Aim: Omit the images, then print each record below exactly as it reads.

Material provided:
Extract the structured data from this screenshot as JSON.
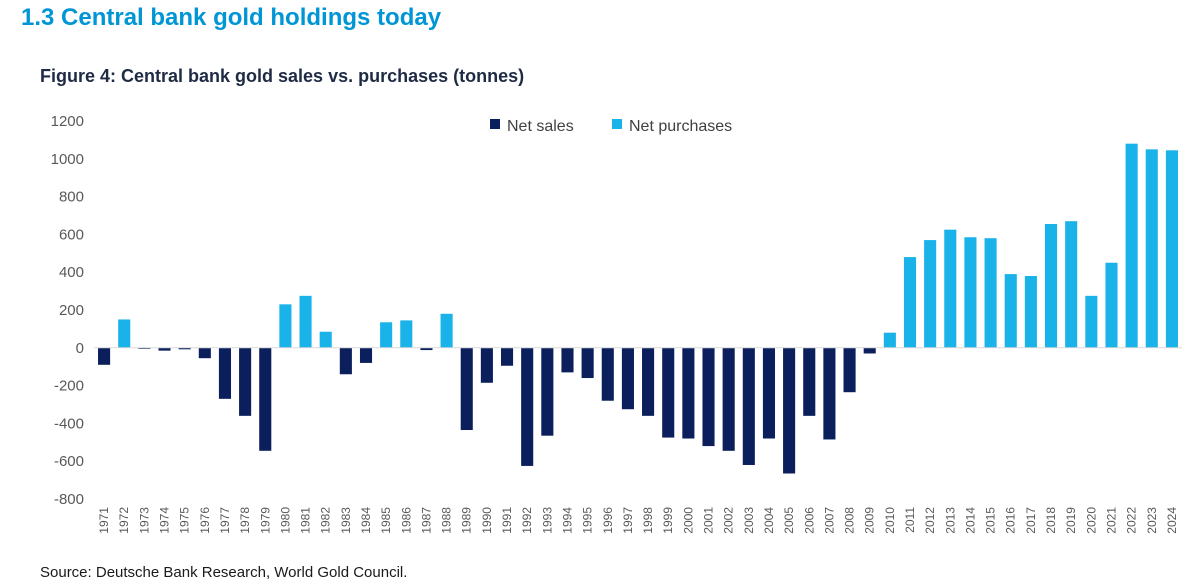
{
  "section_title": "1.3 Central bank gold holdings today",
  "source": "Source: Deutsche Bank Research, World Gold Council.",
  "colors": {
    "net_sales": "#0b1f5c",
    "net_purchases": "#19b3ea",
    "section_title": "#0096d6"
  },
  "chart_data": {
    "type": "bar",
    "title": "Figure 4: Central bank gold sales vs. purchases (tonnes)",
    "xlabel": "",
    "ylabel": "",
    "ylim": [
      -800,
      1200
    ],
    "yticks": [
      1200,
      1000,
      800,
      600,
      400,
      200,
      0,
      -200,
      -400,
      -600,
      -800
    ],
    "legend": {
      "position": "top",
      "entries": [
        "Net sales",
        "Net purchases"
      ]
    },
    "categories": [
      "1971",
      "1972",
      "1973",
      "1974",
      "1975",
      "1976",
      "1977",
      "1978",
      "1979",
      "1980",
      "1981",
      "1982",
      "1983",
      "1984",
      "1985",
      "1986",
      "1987",
      "1988",
      "1989",
      "1990",
      "1991",
      "1992",
      "1993",
      "1994",
      "1995",
      "1996",
      "1997",
      "1998",
      "1999",
      "2000",
      "2001",
      "2002",
      "2003",
      "2004",
      "2005",
      "2006",
      "2007",
      "2008",
      "2009",
      "2010",
      "2011",
      "2012",
      "2013",
      "2014",
      "2015",
      "2016",
      "2017",
      "2018",
      "2019",
      "2020",
      "2021",
      "2022",
      "2023",
      "2024"
    ],
    "values": [
      -90,
      150,
      -5,
      -15,
      -8,
      -55,
      -270,
      -360,
      -545,
      230,
      275,
      85,
      -140,
      -80,
      135,
      145,
      -12,
      180,
      -435,
      -185,
      -95,
      -625,
      -465,
      -130,
      -160,
      -280,
      -325,
      -360,
      -475,
      -480,
      -520,
      -545,
      -620,
      -480,
      -665,
      -360,
      -485,
      -235,
      -30,
      80,
      480,
      570,
      625,
      585,
      580,
      390,
      380,
      655,
      670,
      275,
      450,
      1080,
      1050,
      1045
    ],
    "series_rule": "negative values = Net sales, positive values = Net purchases"
  }
}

Task answer:
Extract the structured data from this screenshot as JSON.
{
  "section_title": "1.3 Central bank gold holdings today",
  "source": "Source: Deutsche Bank Research, World Gold Council.",
  "colors": {
    "net_sales": "#0b1f5c",
    "net_purchases": "#19b3ea",
    "section_title": "#0096d6"
  },
  "chart_data": {
    "type": "bar",
    "title": "Figure 4: Central bank gold sales vs. purchases (tonnes)",
    "xlabel": "",
    "ylabel": "",
    "ylim": [
      -800,
      1200
    ],
    "yticks": [
      1200,
      1000,
      800,
      600,
      400,
      200,
      0,
      -200,
      -400,
      -600,
      -800
    ],
    "legend": {
      "position": "top",
      "entries": [
        "Net sales",
        "Net purchases"
      ]
    },
    "categories": [
      "1971",
      "1972",
      "1973",
      "1974",
      "1975",
      "1976",
      "1977",
      "1978",
      "1979",
      "1980",
      "1981",
      "1982",
      "1983",
      "1984",
      "1985",
      "1986",
      "1987",
      "1988",
      "1989",
      "1990",
      "1991",
      "1992",
      "1993",
      "1994",
      "1995",
      "1996",
      "1997",
      "1998",
      "1999",
      "2000",
      "2001",
      "2002",
      "2003",
      "2004",
      "2005",
      "2006",
      "2007",
      "2008",
      "2009",
      "2010",
      "2011",
      "2012",
      "2013",
      "2014",
      "2015",
      "2016",
      "2017",
      "2018",
      "2019",
      "2020",
      "2021",
      "2022",
      "2023",
      "2024"
    ],
    "values": [
      -90,
      150,
      -5,
      -15,
      -8,
      -55,
      -270,
      -360,
      -545,
      230,
      275,
      85,
      -140,
      -80,
      135,
      145,
      -12,
      180,
      -435,
      -185,
      -95,
      -625,
      -465,
      -130,
      -160,
      -280,
      -325,
      -360,
      -475,
      -480,
      -520,
      -545,
      -620,
      -480,
      -665,
      -360,
      -485,
      -235,
      -30,
      80,
      480,
      570,
      625,
      585,
      580,
      390,
      380,
      655,
      670,
      275,
      450,
      1080,
      1050,
      1045
    ],
    "series_rule": "negative values = Net sales, positive values = Net purchases"
  }
}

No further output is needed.